§ **What is required**:
Return each line of the material verbatim.

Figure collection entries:
——

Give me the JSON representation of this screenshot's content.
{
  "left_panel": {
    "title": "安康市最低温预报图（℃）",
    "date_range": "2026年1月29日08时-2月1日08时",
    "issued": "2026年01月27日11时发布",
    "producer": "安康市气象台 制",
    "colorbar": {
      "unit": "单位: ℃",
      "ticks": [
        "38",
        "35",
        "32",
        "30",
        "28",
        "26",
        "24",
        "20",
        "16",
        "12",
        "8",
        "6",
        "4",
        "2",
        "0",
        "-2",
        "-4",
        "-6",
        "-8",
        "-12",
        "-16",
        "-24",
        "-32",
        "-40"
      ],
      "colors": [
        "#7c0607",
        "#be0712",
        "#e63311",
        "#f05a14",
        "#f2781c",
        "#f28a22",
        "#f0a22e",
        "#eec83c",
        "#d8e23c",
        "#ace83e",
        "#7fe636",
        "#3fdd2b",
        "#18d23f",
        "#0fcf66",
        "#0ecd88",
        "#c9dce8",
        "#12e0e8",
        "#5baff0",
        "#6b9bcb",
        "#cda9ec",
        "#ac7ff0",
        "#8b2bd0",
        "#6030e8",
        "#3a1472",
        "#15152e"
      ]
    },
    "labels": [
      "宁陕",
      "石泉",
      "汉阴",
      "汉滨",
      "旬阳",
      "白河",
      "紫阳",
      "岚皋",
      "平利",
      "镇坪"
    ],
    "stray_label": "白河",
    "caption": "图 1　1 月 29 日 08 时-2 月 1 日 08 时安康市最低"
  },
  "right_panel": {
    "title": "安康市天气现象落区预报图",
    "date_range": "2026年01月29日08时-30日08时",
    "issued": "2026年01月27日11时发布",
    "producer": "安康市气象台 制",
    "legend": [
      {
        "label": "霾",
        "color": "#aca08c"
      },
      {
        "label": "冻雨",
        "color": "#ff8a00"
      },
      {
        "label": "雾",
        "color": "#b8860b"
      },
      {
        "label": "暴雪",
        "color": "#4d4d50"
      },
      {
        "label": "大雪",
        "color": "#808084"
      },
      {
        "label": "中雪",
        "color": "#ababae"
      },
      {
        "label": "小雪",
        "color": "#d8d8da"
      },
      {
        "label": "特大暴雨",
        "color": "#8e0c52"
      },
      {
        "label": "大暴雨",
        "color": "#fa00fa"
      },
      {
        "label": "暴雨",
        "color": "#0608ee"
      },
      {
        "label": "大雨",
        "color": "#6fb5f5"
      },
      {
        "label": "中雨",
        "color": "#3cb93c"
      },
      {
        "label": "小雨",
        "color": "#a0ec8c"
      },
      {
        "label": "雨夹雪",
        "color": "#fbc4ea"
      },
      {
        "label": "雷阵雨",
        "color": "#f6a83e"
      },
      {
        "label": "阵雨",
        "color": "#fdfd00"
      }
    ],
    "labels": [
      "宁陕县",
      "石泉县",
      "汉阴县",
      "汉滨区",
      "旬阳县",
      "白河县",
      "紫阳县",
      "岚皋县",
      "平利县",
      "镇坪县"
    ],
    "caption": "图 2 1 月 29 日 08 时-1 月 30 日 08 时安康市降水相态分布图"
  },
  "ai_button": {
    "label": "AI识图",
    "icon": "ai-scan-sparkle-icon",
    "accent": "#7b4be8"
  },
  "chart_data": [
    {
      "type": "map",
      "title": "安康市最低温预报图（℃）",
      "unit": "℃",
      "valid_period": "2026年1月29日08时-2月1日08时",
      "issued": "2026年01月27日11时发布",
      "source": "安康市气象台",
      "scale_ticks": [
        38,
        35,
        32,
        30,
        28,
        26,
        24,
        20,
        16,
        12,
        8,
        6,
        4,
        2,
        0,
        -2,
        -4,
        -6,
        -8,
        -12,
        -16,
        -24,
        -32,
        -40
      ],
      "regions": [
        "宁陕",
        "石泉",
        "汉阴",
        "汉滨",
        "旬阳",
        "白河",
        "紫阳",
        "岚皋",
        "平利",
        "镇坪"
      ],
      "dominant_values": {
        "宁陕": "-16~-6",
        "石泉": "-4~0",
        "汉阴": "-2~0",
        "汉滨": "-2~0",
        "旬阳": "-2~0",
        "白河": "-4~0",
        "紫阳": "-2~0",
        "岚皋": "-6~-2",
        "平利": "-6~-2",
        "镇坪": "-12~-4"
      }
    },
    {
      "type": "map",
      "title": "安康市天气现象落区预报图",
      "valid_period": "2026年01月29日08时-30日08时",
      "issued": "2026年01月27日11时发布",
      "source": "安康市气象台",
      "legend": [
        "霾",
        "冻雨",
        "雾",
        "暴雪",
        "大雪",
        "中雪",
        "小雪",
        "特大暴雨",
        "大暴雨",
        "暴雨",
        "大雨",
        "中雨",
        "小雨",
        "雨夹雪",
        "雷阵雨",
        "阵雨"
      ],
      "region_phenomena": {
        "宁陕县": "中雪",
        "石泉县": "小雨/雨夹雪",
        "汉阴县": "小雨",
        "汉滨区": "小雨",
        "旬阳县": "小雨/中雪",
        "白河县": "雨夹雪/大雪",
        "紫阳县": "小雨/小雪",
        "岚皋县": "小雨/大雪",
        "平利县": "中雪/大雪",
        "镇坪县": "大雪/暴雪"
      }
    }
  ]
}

——

§ **Response**:
Give me the JSON representation of this screenshot's content.
{
  "left_panel": {
    "title": "安康市最低温预报图（℃）",
    "date_range": "2026年1月29日08时-2月1日08时",
    "issued": "2026年01月27日11时发布",
    "producer": "安康市气象台 制",
    "colorbar": {
      "unit": "单位: ℃",
      "ticks": [
        "38",
        "35",
        "32",
        "30",
        "28",
        "26",
        "24",
        "20",
        "16",
        "12",
        "8",
        "6",
        "4",
        "2",
        "0",
        "-2",
        "-4",
        "-6",
        "-8",
        "-12",
        "-16",
        "-24",
        "-32",
        "-40"
      ],
      "colors": [
        "#7c0607",
        "#be0712",
        "#e63311",
        "#f05a14",
        "#f2781c",
        "#f28a22",
        "#f0a22e",
        "#eec83c",
        "#d8e23c",
        "#ace83e",
        "#7fe636",
        "#3fdd2b",
        "#18d23f",
        "#0fcf66",
        "#0ecd88",
        "#c9dce8",
        "#12e0e8",
        "#5baff0",
        "#6b9bcb",
        "#cda9ec",
        "#ac7ff0",
        "#8b2bd0",
        "#6030e8",
        "#3a1472",
        "#15152e"
      ]
    },
    "labels": [
      "宁陕",
      "石泉",
      "汉阴",
      "汉滨",
      "旬阳",
      "白河",
      "紫阳",
      "岚皋",
      "平利",
      "镇坪"
    ],
    "stray_label": "白河",
    "caption": "图 1　1 月 29 日 08 时-2 月 1 日 08 时安康市最低"
  },
  "right_panel": {
    "title": "安康市天气现象落区预报图",
    "date_range": "2026年01月29日08时-30日08时",
    "issued": "2026年01月27日11时发布",
    "producer": "安康市气象台 制",
    "legend": [
      {
        "label": "霾",
        "color": "#aca08c"
      },
      {
        "label": "冻雨",
        "color": "#ff8a00"
      },
      {
        "label": "雾",
        "color": "#b8860b"
      },
      {
        "label": "暴雪",
        "color": "#4d4d50"
      },
      {
        "label": "大雪",
        "color": "#808084"
      },
      {
        "label": "中雪",
        "color": "#ababae"
      },
      {
        "label": "小雪",
        "color": "#d8d8da"
      },
      {
        "label": "特大暴雨",
        "color": "#8e0c52"
      },
      {
        "label": "大暴雨",
        "color": "#fa00fa"
      },
      {
        "label": "暴雨",
        "color": "#0608ee"
      },
      {
        "label": "大雨",
        "color": "#6fb5f5"
      },
      {
        "label": "中雨",
        "color": "#3cb93c"
      },
      {
        "label": "小雨",
        "color": "#a0ec8c"
      },
      {
        "label": "雨夹雪",
        "color": "#fbc4ea"
      },
      {
        "label": "雷阵雨",
        "color": "#f6a83e"
      },
      {
        "label": "阵雨",
        "color": "#fdfd00"
      }
    ],
    "labels": [
      "宁陕县",
      "石泉县",
      "汉阴县",
      "汉滨区",
      "旬阳县",
      "白河县",
      "紫阳县",
      "岚皋县",
      "平利县",
      "镇坪县"
    ],
    "caption": "图 2 1 月 29 日 08 时-1 月 30 日 08 时安康市降水相态分布图"
  },
  "ai_button": {
    "label": "AI识图",
    "icon": "ai-scan-sparkle-icon",
    "accent": "#7b4be8"
  },
  "chart_data": [
    {
      "type": "map",
      "title": "安康市最低温预报图（℃）",
      "unit": "℃",
      "valid_period": "2026年1月29日08时-2月1日08时",
      "issued": "2026年01月27日11时发布",
      "source": "安康市气象台",
      "scale_ticks": [
        38,
        35,
        32,
        30,
        28,
        26,
        24,
        20,
        16,
        12,
        8,
        6,
        4,
        2,
        0,
        -2,
        -4,
        -6,
        -8,
        -12,
        -16,
        -24,
        -32,
        -40
      ],
      "regions": [
        "宁陕",
        "石泉",
        "汉阴",
        "汉滨",
        "旬阳",
        "白河",
        "紫阳",
        "岚皋",
        "平利",
        "镇坪"
      ],
      "dominant_values": {
        "宁陕": "-16~-6",
        "石泉": "-4~0",
        "汉阴": "-2~0",
        "汉滨": "-2~0",
        "旬阳": "-2~0",
        "白河": "-4~0",
        "紫阳": "-2~0",
        "岚皋": "-6~-2",
        "平利": "-6~-2",
        "镇坪": "-12~-4"
      }
    },
    {
      "type": "map",
      "title": "安康市天气现象落区预报图",
      "valid_period": "2026年01月29日08时-30日08时",
      "issued": "2026年01月27日11时发布",
      "source": "安康市气象台",
      "legend": [
        "霾",
        "冻雨",
        "雾",
        "暴雪",
        "大雪",
        "中雪",
        "小雪",
        "特大暴雨",
        "大暴雨",
        "暴雨",
        "大雨",
        "中雨",
        "小雨",
        "雨夹雪",
        "雷阵雨",
        "阵雨"
      ],
      "region_phenomena": {
        "宁陕县": "中雪",
        "石泉县": "小雨/雨夹雪",
        "汉阴县": "小雨",
        "汉滨区": "小雨",
        "旬阳县": "小雨/中雪",
        "白河县": "雨夹雪/大雪",
        "紫阳县": "小雨/小雪",
        "岚皋县": "小雨/大雪",
        "平利县": "中雪/大雪",
        "镇坪县": "大雪/暴雪"
      }
    }
  ]
}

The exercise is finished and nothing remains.